▶ [What this task involves] Only the number is wanted: how many lines contain "полезных"?

▶ [Supplied records]
..............................

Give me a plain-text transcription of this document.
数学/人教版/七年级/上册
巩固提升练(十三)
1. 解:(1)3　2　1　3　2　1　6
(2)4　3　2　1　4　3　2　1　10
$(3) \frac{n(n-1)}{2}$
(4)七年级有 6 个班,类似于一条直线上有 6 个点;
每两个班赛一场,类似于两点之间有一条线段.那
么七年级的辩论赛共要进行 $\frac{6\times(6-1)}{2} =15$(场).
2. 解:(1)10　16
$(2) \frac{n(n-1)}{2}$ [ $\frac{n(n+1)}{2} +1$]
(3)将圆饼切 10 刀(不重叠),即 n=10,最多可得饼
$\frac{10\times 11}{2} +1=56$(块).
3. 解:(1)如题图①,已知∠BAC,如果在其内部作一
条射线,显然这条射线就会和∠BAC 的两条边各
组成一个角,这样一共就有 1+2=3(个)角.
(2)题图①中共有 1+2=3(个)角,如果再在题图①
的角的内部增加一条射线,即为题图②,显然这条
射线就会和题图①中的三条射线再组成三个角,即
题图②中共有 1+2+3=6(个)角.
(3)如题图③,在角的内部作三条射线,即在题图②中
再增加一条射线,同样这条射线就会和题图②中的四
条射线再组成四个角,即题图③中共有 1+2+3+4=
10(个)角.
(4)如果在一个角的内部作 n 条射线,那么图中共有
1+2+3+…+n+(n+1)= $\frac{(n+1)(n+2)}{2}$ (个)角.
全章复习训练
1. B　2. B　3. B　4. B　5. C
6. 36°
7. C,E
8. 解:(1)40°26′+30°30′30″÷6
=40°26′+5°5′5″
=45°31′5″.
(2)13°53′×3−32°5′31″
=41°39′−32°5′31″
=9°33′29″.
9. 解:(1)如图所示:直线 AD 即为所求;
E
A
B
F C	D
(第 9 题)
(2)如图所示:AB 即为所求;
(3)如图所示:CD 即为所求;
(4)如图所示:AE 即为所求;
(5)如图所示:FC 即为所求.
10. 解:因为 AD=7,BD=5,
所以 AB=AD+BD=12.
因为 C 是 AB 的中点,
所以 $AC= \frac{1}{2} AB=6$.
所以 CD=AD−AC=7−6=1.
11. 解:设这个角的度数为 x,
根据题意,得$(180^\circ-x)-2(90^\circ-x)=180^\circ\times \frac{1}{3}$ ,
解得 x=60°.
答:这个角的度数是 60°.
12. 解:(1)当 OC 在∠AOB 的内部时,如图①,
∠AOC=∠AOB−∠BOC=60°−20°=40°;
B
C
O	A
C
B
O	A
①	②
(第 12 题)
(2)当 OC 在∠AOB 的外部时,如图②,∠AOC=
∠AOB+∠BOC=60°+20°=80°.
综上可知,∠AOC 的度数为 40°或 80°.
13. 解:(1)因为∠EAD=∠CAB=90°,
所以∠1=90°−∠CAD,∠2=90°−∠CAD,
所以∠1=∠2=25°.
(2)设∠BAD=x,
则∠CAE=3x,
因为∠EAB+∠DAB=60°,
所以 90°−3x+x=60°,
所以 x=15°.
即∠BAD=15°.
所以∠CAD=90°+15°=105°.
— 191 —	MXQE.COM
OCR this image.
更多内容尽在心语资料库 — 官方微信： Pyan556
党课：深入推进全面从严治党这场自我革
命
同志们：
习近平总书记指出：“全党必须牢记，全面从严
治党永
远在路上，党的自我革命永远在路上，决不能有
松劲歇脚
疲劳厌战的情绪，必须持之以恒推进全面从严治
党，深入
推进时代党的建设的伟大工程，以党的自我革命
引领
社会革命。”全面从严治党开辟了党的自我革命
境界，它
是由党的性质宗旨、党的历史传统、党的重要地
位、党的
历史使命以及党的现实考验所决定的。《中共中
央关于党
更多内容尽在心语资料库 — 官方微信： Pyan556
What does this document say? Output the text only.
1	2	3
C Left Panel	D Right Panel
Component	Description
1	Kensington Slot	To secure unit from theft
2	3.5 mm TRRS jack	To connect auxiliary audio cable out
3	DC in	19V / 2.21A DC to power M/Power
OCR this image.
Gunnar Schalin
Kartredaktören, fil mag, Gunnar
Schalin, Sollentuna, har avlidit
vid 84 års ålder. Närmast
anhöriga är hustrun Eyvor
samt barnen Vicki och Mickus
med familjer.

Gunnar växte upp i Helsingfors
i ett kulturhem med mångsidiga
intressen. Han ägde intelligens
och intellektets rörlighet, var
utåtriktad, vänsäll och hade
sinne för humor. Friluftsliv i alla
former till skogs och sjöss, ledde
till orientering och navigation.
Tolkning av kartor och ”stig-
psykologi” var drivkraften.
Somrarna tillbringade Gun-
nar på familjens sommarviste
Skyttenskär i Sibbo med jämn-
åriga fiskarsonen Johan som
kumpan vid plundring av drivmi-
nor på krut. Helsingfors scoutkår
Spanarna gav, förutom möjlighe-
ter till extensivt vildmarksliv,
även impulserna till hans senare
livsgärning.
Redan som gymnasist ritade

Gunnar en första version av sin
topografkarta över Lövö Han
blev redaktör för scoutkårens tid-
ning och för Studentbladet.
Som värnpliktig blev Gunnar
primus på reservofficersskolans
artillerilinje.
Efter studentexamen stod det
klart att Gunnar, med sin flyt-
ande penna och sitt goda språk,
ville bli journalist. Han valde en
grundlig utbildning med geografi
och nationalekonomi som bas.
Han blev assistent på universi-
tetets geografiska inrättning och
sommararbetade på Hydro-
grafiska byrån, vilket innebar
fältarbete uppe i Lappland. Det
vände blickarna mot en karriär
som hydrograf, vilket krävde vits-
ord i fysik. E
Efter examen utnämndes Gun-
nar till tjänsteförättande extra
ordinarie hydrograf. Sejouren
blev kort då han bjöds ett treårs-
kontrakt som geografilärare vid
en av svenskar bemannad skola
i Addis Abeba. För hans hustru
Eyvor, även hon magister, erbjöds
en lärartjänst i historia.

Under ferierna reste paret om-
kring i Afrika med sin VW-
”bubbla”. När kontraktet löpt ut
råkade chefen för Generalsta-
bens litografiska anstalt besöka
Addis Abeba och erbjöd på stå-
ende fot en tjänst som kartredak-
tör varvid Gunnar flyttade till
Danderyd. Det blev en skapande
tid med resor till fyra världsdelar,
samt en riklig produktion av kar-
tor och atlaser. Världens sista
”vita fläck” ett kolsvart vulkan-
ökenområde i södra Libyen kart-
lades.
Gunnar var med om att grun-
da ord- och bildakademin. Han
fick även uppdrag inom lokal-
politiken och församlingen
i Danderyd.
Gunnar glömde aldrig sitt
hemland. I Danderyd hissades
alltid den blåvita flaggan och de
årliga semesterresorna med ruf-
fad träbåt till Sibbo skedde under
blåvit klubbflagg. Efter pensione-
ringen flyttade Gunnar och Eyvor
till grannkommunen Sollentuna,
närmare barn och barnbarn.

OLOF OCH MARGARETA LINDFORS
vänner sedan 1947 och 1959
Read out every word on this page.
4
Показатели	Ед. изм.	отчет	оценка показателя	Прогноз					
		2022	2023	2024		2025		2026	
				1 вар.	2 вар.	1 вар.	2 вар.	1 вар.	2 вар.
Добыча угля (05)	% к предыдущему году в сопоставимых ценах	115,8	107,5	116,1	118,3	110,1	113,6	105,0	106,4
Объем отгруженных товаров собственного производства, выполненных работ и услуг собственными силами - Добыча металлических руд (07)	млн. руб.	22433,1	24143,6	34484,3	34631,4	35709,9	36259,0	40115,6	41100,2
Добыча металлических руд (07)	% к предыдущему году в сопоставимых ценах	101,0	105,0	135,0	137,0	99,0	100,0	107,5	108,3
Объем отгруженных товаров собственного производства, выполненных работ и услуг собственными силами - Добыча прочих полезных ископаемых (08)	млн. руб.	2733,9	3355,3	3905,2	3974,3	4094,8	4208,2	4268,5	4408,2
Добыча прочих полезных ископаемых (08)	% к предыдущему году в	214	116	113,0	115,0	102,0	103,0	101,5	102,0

..............................

▶ [Written solution] 2